Please render the records from their first line through the line containing "Text: Meritve: povprečne", both ends included, as a Markdown table. Use the columns Row and Line, and leave out blank lines.

##### Dataset excerpts #####

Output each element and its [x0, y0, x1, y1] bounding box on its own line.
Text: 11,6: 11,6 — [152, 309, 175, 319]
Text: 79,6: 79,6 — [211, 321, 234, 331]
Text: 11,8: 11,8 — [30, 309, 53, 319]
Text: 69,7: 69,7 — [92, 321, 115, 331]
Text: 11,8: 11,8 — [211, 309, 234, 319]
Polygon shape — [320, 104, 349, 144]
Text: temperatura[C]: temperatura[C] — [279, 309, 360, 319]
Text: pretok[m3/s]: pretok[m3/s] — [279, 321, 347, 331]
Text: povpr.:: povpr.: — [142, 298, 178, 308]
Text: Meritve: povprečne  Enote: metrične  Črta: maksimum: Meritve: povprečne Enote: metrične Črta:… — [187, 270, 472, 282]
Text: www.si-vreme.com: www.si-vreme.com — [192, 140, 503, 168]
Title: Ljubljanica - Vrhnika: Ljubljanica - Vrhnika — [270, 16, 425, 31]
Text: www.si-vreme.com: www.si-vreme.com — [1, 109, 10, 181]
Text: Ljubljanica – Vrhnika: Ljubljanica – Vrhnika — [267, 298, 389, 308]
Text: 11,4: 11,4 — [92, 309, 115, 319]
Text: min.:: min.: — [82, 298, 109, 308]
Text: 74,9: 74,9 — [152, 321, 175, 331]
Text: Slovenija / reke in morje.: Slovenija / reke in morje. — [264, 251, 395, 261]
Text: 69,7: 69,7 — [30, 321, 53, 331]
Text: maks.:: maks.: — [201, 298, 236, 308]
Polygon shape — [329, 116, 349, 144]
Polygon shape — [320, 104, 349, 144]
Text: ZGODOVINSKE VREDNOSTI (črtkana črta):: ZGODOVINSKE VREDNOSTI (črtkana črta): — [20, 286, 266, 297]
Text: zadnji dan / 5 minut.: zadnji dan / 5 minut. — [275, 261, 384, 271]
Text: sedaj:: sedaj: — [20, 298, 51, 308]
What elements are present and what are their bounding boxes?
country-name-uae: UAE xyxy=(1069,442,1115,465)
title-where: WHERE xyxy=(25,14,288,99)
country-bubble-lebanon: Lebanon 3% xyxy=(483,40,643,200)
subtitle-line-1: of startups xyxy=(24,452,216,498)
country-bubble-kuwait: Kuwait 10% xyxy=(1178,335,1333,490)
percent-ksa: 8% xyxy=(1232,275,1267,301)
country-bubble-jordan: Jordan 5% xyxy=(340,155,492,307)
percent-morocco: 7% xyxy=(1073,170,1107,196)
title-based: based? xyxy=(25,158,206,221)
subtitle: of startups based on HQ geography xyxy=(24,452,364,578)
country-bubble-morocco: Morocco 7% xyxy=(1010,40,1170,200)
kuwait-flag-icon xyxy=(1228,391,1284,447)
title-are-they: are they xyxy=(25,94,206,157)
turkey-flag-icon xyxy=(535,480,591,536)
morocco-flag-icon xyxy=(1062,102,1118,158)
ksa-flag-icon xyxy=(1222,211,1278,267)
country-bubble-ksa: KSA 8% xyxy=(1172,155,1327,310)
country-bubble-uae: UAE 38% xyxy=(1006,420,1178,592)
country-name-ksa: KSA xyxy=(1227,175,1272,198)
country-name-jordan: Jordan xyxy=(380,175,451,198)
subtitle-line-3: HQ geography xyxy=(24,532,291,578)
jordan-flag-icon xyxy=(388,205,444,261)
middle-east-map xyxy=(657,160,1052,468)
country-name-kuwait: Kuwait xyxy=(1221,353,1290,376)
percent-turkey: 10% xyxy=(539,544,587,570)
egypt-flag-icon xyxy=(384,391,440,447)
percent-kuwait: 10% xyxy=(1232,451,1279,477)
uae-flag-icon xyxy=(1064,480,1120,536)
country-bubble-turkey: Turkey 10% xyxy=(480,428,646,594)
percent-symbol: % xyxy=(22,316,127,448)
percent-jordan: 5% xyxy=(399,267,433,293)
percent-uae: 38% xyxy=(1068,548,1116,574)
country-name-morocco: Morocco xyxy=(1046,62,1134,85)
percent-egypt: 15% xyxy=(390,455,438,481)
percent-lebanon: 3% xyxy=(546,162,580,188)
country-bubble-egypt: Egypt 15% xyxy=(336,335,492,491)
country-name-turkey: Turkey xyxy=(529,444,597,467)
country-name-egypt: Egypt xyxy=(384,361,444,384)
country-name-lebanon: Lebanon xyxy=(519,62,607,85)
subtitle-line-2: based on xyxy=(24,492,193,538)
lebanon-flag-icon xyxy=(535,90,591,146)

#####

Output:
| Row | Line |
|---|---|
| 1 | Output each element and its [x0, y0, x1, y1] bounding box on its own line. |
| 2 | Text: 11,6: 11,6 — [152, 309, 175, 319] |
| 3 | Text: 79,6: 79,6 — [211, 321, 234, 331] |
| 4 | Text: 11,8: 11,8 — [30, 309, 53, 319] |
| 5 | Text: 69,7: 69,7 — [92, 321, 115, 331] |
| 6 | Text: 11,8: 11,8 — [211, 309, 234, 319] |
| 7 | Polygon shape — [320, 104, 349, 144] |
| 8 | Text: temperatura[C]: temperatura[C] — [279, 309, 360, 319] |
| 9 | Text: pretok[m3/s]: pretok[m3/s] — [279, 321, 347, 331] |
| 10 | Text: povpr.:: povpr.: — [142, 298, 178, 308] |
| 11 | Text: Meritve: povprečne  Enote: metrične  Črta: maksimum: Meritve: povprečne Enote: metrične Črta:… — [187, 270, 472, 282] |